--- start Provided information ---

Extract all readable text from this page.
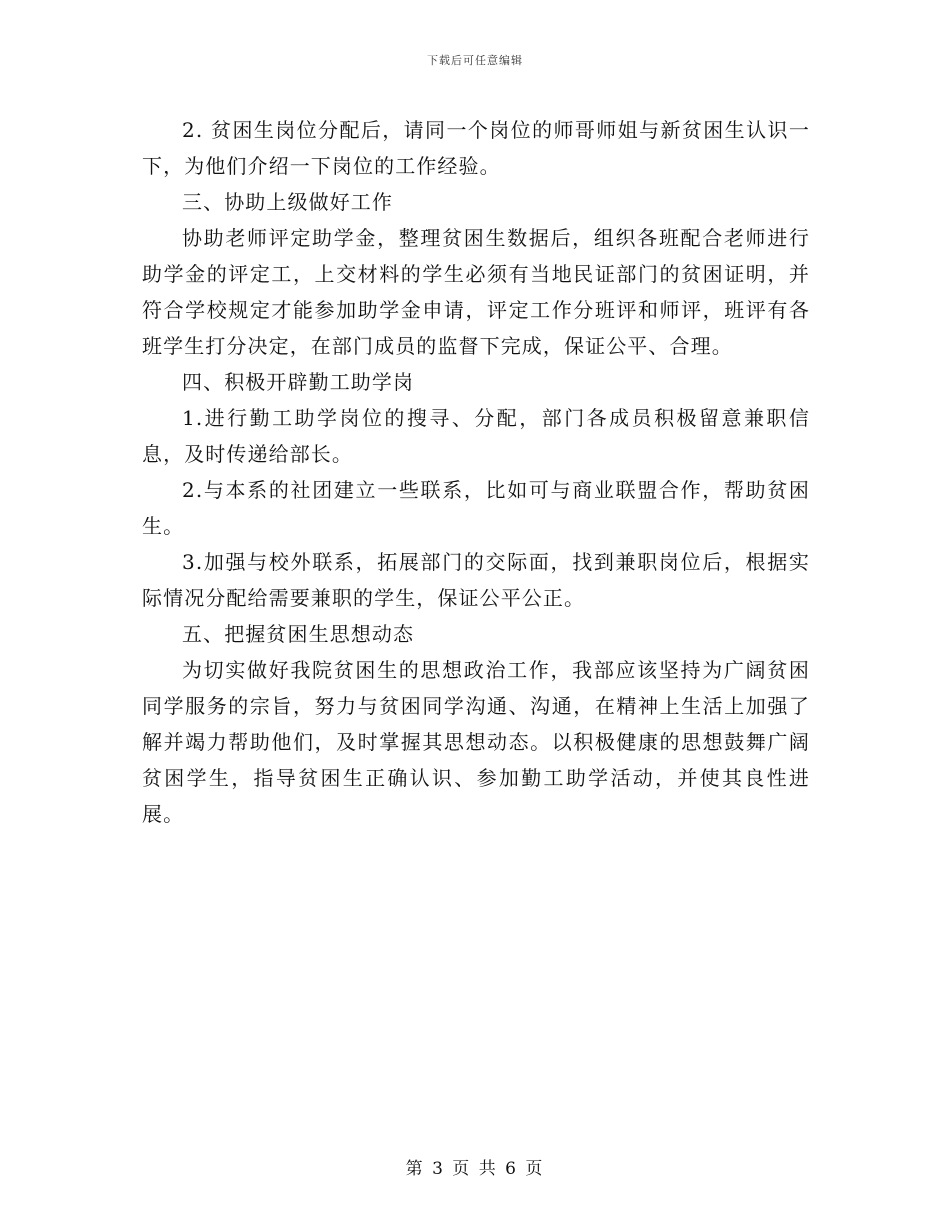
下载后可任意编辑

2. 贫困生岗位分配后，请同一个岗位的师哥师姐与新贫困生认识一下，为他们介绍一下岗位的工作经验。

三、协助上级做好工作

协助老师评定助学金，整理贫困生数据后，组织各班配合老师进行助学金的评定工，上交材料的学生必须有当地民证部门的贫困证明，并符合学校规定才能参加助学金申请，评定工作分班评和师评，班评有各班学生打分决定，在部门成员的监督下完成，保证公平、合理。

四、积极开辟勤工助学岗

1.进行勤工助学岗位的搜寻、分配，部门各成员积极留意兼职信息，及时传递给部长。

2.与本系的社团建立一些联系，比如可与商业联盟合作，帮助贫困生。

3.加强与校外联系，拓展部门的交际面，找到兼职岗位后，根据实际情况分配给需要兼职的学生，保证公平公正。

五、把握贫困生思想动态

为切实做好我院贫困生的思想政治工作，我部应该坚持为广阔贫困同学服务的宗旨，努力与贫困同学沟通、沟通，在精神上生活上加强了解并竭力帮助他们，及时掌握其思想动态。以积极健康的思想鼓舞广阔贫困学生，指导贫困生正确认识、参加勤工助学活动，并使其良性进展。

第 3 页 共 6 页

--- end Provided information ---

Required work => Can you repeat every record above exactly, apart from the pictures?

Solved exercise =>
Extract all readable text from this page.
下载后可任意编辑

2. 贫困生岗位分配后，请同一个岗位的师哥师姐与新贫困生认识一下，为他们介绍一下岗位的工作经验。

三、协助上级做好工作

协助老师评定助学金，整理贫困生数据后，组织各班配合老师进行助学金的评定工，上交材料的学生必须有当地民证部门的贫困证明，并符合学校规定才能参加助学金申请，评定工作分班评和师评，班评有各班学生打分决定，在部门成员的监督下完成，保证公平、合理。

四、积极开辟勤工助学岗

1.进行勤工助学岗位的搜寻、分配，部门各成员积极留意兼职信息，及时传递给部长。

2.与本系的社团建立一些联系，比如可与商业联盟合作，帮助贫困生。

3.加强与校外联系，拓展部门的交际面，找到兼职岗位后，根据实际情况分配给需要兼职的学生，保证公平公正。

五、把握贫困生思想动态

为切实做好我院贫困生的思想政治工作，我部应该坚持为广阔贫困同学服务的宗旨，努力与贫困同学沟通、沟通，在精神上生活上加强了解并竭力帮助他们，及时掌握其思想动态。以积极健康的思想鼓舞广阔贫困学生，指导贫困生正确认识、参加勤工助学活动，并使其良性进展。

第 3 页 共 6 页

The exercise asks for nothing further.